# PROBLEM STATEMENT
For this exercise, repeat all of the material verbatim apart from its images.

# PROVIDED ENTRIES
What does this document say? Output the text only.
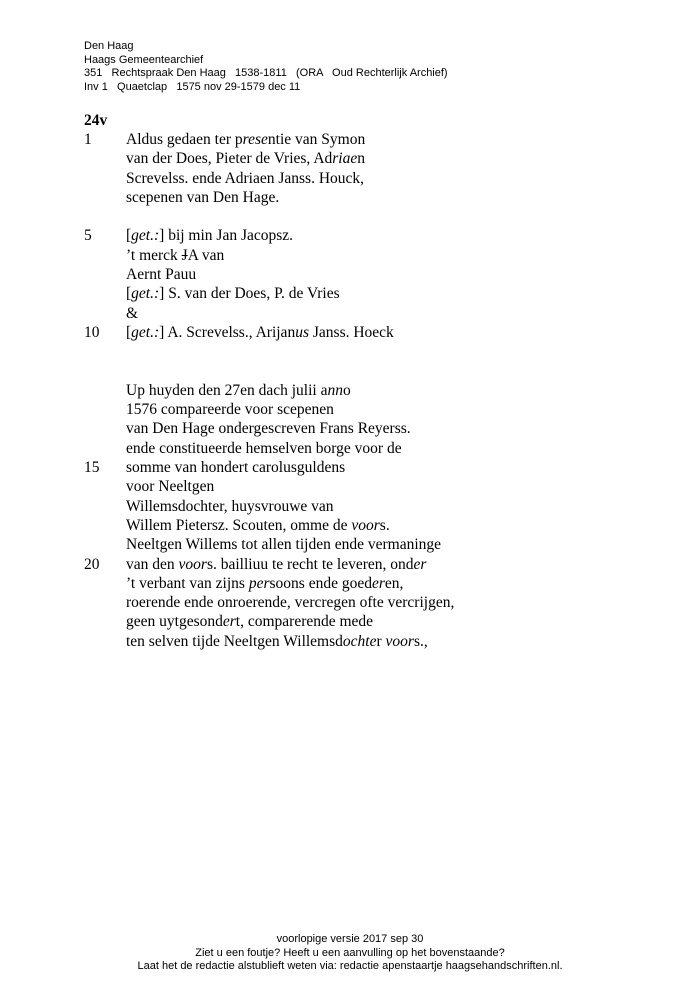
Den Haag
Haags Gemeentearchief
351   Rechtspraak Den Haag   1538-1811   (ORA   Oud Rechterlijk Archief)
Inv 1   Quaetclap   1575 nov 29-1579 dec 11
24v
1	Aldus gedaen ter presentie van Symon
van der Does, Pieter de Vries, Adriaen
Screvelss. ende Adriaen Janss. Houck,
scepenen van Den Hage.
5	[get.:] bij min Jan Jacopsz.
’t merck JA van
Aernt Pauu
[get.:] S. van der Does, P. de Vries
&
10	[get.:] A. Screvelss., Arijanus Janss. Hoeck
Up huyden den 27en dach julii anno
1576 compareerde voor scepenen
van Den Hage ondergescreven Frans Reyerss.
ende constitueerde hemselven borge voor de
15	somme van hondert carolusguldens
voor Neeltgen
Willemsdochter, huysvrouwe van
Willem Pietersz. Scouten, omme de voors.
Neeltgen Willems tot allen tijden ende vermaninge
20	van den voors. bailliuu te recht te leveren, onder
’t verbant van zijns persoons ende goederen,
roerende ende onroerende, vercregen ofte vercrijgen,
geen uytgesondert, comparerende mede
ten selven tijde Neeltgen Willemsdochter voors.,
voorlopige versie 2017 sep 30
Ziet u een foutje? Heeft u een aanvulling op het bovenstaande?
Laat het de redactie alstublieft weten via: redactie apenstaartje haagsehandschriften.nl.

# TASK OUTPUT
What does this document say? Output the text only.
Den Haag
Haags Gemeentearchief
351   Rechtspraak Den Haag   1538-1811   (ORA   Oud Rechterlijk Archief)
Inv 1   Quaetclap   1575 nov 29-1579 dec 11
24v
1	Aldus gedaen ter presentie van Symon
van der Does, Pieter de Vries, Adriaen
Screvelss. ende Adriaen Janss. Houck,
scepenen van Den Hage.
5	[get.:] bij min Jan Jacopsz.
’t merck JA van
Aernt Pauu
[get.:] S. van der Does, P. de Vries
&
10	[get.:] A. Screvelss., Arijanus Janss. Hoeck
Up huyden den 27en dach julii anno
1576 compareerde voor scepenen
van Den Hage ondergescreven Frans Reyerss.
ende constitueerde hemselven borge voor de
15	somme van hondert carolusguldens
voor Neeltgen
Willemsdochter, huysvrouwe van
Willem Pietersz. Scouten, omme de voors.
Neeltgen Willems tot allen tijden ende vermaninge
20	van den voors. bailliuu te recht te leveren, onder
’t verbant van zijns persoons ende goederen,
roerende ende onroerende, vercregen ofte vercrijgen,
geen uytgesondert, comparerende mede
ten selven tijde Neeltgen Willemsdochter voors.,
voorlopige versie 2017 sep 30
Ziet u een foutje? Heeft u een aanvulling op het bovenstaande?
Laat het de redactie alstublieft weten via: redactie apenstaartje haagsehandschriften.nl.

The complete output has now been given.